** START OF PASSAGE **

I am so thankful for churches like Covenant Life Church who are faithfully teaching the gospel, not only as the way to be saved, but also as the foundation for living in the world here and now. They do not only teach by words, but by the actions of the leaders, what it means to continually be challenged and changed by the Spirit of God as he works through the word of God to bring the gospel to bear on our lives in this fallen world.
At a recent members’ meeting, Josh Harris, the lead pastor, shared some areas with the church where God has been calling the leaders to repentance and to change — and to lead in the changing of the church culture. Josh walks a fine line of appreciating God’s grace and faithfulness to them through their history, but also acknowledging where patterns have emerged that have become counter-productive to gospel-living and gospel-fellowship.
You can read the whole statement he made to the church here.

** END OF PASSAGE **
** START OF INFORMATION GIVEN **

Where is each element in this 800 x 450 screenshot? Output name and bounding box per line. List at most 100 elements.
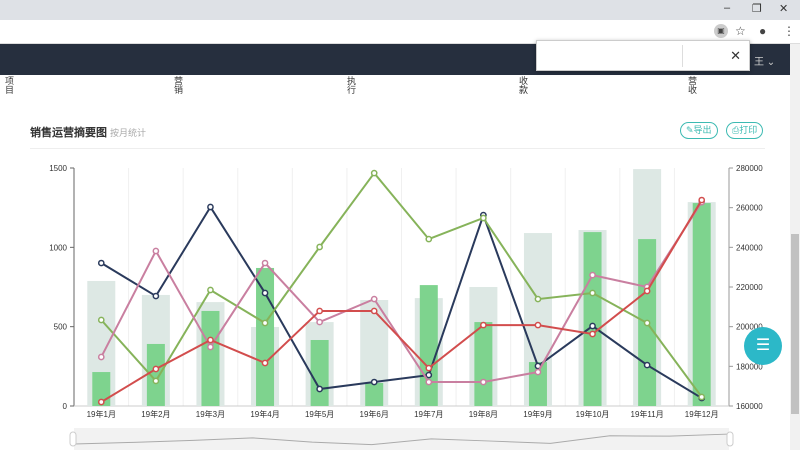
series-point — [589, 271, 596, 279]
series-point — [589, 330, 596, 338]
x-tick-label: 19年2月 — [141, 409, 170, 419]
account-icon[interactable]: ● — [759, 24, 767, 38]
y-right-tick-label: 180000 — [736, 362, 763, 371]
x-tick-label: 19年12月 — [685, 409, 719, 419]
series-point — [97, 398, 105, 406]
series-point — [370, 307, 378, 315]
menu-icon: ☰ — [755, 337, 771, 354]
series-point — [316, 385, 323, 393]
print-button[interactable]: ⎙打印 — [726, 122, 764, 139]
series-point — [370, 295, 378, 303]
y-right-tick-label: 160000 — [736, 402, 763, 411]
series-point — [589, 289, 596, 297]
browser-tab-bar: – ❐ ✕ — [0, 0, 800, 20]
series-line — [100, 171, 703, 398]
datazoom-handle-left[interactable] — [69, 431, 77, 447]
series-point — [316, 243, 323, 251]
series-point — [698, 196, 706, 204]
title-text: 销售运营摘要图 — [30, 127, 107, 139]
bar — [692, 203, 711, 406]
column-label: 营销 — [173, 76, 183, 94]
extension-icon[interactable]: ▣ — [714, 24, 728, 38]
series-point — [152, 377, 160, 385]
x-tick-label: 19年8月 — [469, 409, 498, 419]
y-right-tick-label: 220000 — [736, 283, 763, 292]
x-tick-label: 19年7月 — [414, 409, 443, 419]
menu-icon[interactable]: ⋮ — [783, 24, 795, 38]
series-point — [534, 368, 542, 376]
series-point — [97, 353, 105, 361]
bar — [365, 382, 384, 406]
series-point — [207, 336, 214, 344]
series-point — [643, 361, 651, 369]
series-point — [97, 259, 105, 267]
series-point — [425, 364, 433, 372]
fab-menu-button[interactable]: ☰ — [744, 327, 782, 365]
bar — [474, 322, 493, 406]
divider — [30, 148, 765, 149]
user-menu[interactable]: 王 ⌄ — [754, 57, 776, 68]
series-point — [480, 378, 487, 386]
series-line — [100, 199, 703, 403]
x-tick-label: 19年9月 — [523, 409, 552, 419]
x-tick-label: 19年5月 — [305, 409, 334, 419]
popup-box: ✕ — [536, 40, 750, 71]
minimize-button[interactable]: – — [724, 2, 731, 14]
datazoom-handle-right[interactable] — [726, 431, 734, 447]
y-right-tick-label: 200000 — [736, 323, 763, 332]
scrollbar[interactable] — [790, 44, 800, 450]
series-point — [370, 169, 378, 177]
series-point — [97, 316, 105, 324]
series-point — [480, 214, 487, 222]
x-tick-label: 19年1月 — [87, 409, 116, 419]
close-icon[interactable]: ✕ — [730, 48, 741, 63]
series-point — [207, 286, 214, 294]
y-tick-label: 1000 — [49, 243, 67, 252]
series-point — [207, 343, 214, 351]
series-point — [643, 319, 651, 327]
datazoom-slider[interactable] — [74, 428, 729, 450]
column-label: 项目 — [4, 76, 14, 94]
scrollbar-thumb[interactable] — [791, 234, 799, 414]
y-right-tick-label: 280000 — [736, 164, 763, 173]
series-point — [261, 359, 269, 367]
chart: 0 500 1000 1500 160000 180000 200000 220000 2400… — [49, 164, 763, 450]
series-point — [425, 378, 433, 386]
bar — [419, 285, 438, 406]
close-window-button[interactable]: ✕ — [779, 3, 789, 15]
series-point — [152, 292, 160, 300]
bar — [146, 343, 165, 406]
series-point — [152, 247, 160, 255]
y-tick-label: 500 — [54, 323, 68, 332]
series-point — [643, 287, 651, 295]
star-icon[interactable]: ☆ — [735, 24, 746, 38]
column-label: 收款 — [518, 76, 528, 94]
panel-title: 销售运营摘要图 按月统计 — [30, 124, 146, 140]
series-point — [698, 393, 706, 401]
bar — [310, 339, 329, 406]
x-tick-label: 19年11月 — [631, 409, 664, 419]
series-point — [534, 295, 542, 303]
bar — [583, 232, 602, 406]
browser-toolbar: ▣ ☆ ● ⋮ — [0, 20, 800, 44]
column-label: 营收 — [687, 76, 697, 94]
bar — [92, 372, 111, 406]
datazoom-preview-line — [73, 433, 730, 446]
export-button[interactable]: ✎导出 — [680, 122, 718, 139]
series-line — [100, 205, 703, 399]
series-point — [425, 235, 433, 243]
divider — [682, 45, 683, 67]
column-label: 执行 — [346, 76, 356, 94]
series-point — [370, 378, 378, 386]
series-point — [316, 307, 323, 315]
bar — [201, 310, 220, 406]
series-point — [480, 321, 487, 329]
series-point — [261, 259, 269, 267]
restore-button[interactable]: ❐ — [752, 3, 762, 15]
series-point — [589, 322, 596, 330]
x-tick-label: 19年3月 — [196, 409, 225, 419]
bar — [256, 267, 275, 406]
series-point — [425, 371, 433, 379]
y-right-tick-label: 260000 — [736, 204, 763, 213]
series-point — [316, 318, 323, 326]
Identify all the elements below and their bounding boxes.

** END OF INFORMATION GIVEN **

PROBLEMS TO SOLVE:
1 – In the passage about Covenant Life Church, who is named as the lead pastor?
2 – Do these statements agree with the passage about Covenant Life Church? (a) Josh Harris spoke at a recent members' meeting. (b) The church teaches the gospel only as the way to be saved. (c) The leaders teach only by words.

RESPONSES FOR EACH TASK:
1 – Josh Harris

2 –
(a) Yes: "At a recent members’ meeting, Josh Harris, the lead pastor, shared some areas with the church"
(b) No: "not only as the way to be saved, but also as the foundation for living in the world here and now"
(c) No: "They do not only teach by words, but by the actions of the leaders"